Exercise directions:
Transcribe the passage of the Hacker News thread on Web Browser Engineering below, from "[HN Gopher] Web" to "integrating widevine support?".

Text provided:
┄┄┄┄┄┄┄┄┄┄
[HN Gopher] Web Browser Engineering
       ___________________________________________________________________
        
       Web Browser Engineering
        
       Author : djoldman
       Score  : 331 points
       Date   : 2021-10-17 17:33 UTC (2 days ago)
        
 (HTM) web link (browser.engineering)
 (TXT) w3m dump (browser.engineering)
        
       | butz wrote:
       | Neat, but what about integrating widevine support?
        
       | simonw wrote:
       | I was interested to see that this uses the DukPy wrapper around
       | Duktape for the JavaScript interpreter:
       | https://browser.engineering/scripts.html
       | 
       | This made me start digging into whether this was considered a
       | "safe" way of executing untrusted JavaScript in a sandbox.
       | 
       | It's not completely clear to me if DukPy currently attempts safe
       | evaluation - it's missing options for setting time or memory
       | limits on executed code for example:
       | https://github.com/amol-/dukpy
       | 
       | There's a QuickJS Python wrapper here which offers those limits:
       | https://github.com/PetterS/quickjs
       | 
       | I'm pretty paranoid though any time it comes to security and
       | dependencies written in C, so I'd love to see a Python wrapper
       | around a JavaScript engine that has safe sandbox execution as a
       | key goal plus an extensive track record to back it up!
        
         | ameliaquining wrote:
         | If you want battle-hardened, I figure you can't do better than
         | V8. Here's a Python wrapper that I've poked at a bit (it's not
         | quite 100% feature-complete but it seems to essentially work):
         | https://github.com/sqreen/PyMiniRacer
        
           | simonw wrote:
           | That looks really good - especially how they've managed to
           | bundle a pre-compiled v8 into a 4MB Python wheel:
           | https://blog.sqreen.com/embedding-javascript-into-python/
           | 
           | The time limit and memory limit support looks good too: https
           | ://github.com/sqreen/PyMiniRacer/blob/f7b9da0d4987ca7d1...
        
         | devwastaken wrote:
         | I don't see any specific claims on isolation/memory safety or
         | safety in general on duktapes page. Both V8 and spider monkey
         | actively fix new JS vulnerabilities, and V8 isolates are used
         | in the wild to success. Cloudflare workers is an example.
        
       | ngai_aku wrote:
       | Awesome to see this here! The course that accompanied this
       | textbook was among my favorites
        
       | eatonphil wrote:
       | I can't wait for Browser Engineering to show up as a university
       | course a la compilers, operating systems, networks, etc.
        
         | amelius wrote:
         | A browser is basically an operating system inside an operating
         | system.
         | 
         | The funny thing is we can have the MINIX microkernel
         | discussions all over again :)
        
           | gnull wrote:
           | Looking at the book's table of contents, I disagree. Browsers
           | may resemble OSes by the size of the code base or by the
           | amount of optimization involved, or by their importance for
           | the modern world, but not by the types of technologies
           | involved. I doubt the Browsers course will intersect a lot
           | with OSes course.
           | 
           | EDIT: Reading you comment again I suspect you might have been
           | joking :)
        
             | groby_b wrote:
             | Which part of OSs do you expect not to be covered?
             | 
             | There's IPC. There's memory management. There's process
             | management. There's network management. There's security.
             | There's device management.
             | 
             | They all happen at a slightly higher layer, but they all
             | exist similar to an OS. (I'm not sure if the higher layer
             | makes it easier or harder to understand - but in terms of
             | what you need to know, an OS class or three is definitely
             | helpful)
┄┄┄┄┄┄┄┄┄┄
Collected data:
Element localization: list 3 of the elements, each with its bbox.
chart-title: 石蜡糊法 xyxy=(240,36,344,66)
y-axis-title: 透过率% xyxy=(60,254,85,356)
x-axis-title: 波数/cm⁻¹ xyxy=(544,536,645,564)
┄┄┄┄┄┄┄┄┄┄
Result below:
[HN Gopher] Web Browser Engineering
       ___________________________________________________________________
        
       Web Browser Engineering
        
       Author : djoldman
       Score  : 331 points
       Date   : 2021-10-17 17:33 UTC (2 days ago)
        
 (HTM) web link (browser.engineering)
 (TXT) w3m dump (browser.engineering)
        
       | butz wrote:
       | Neat, but what about integrating widevine support?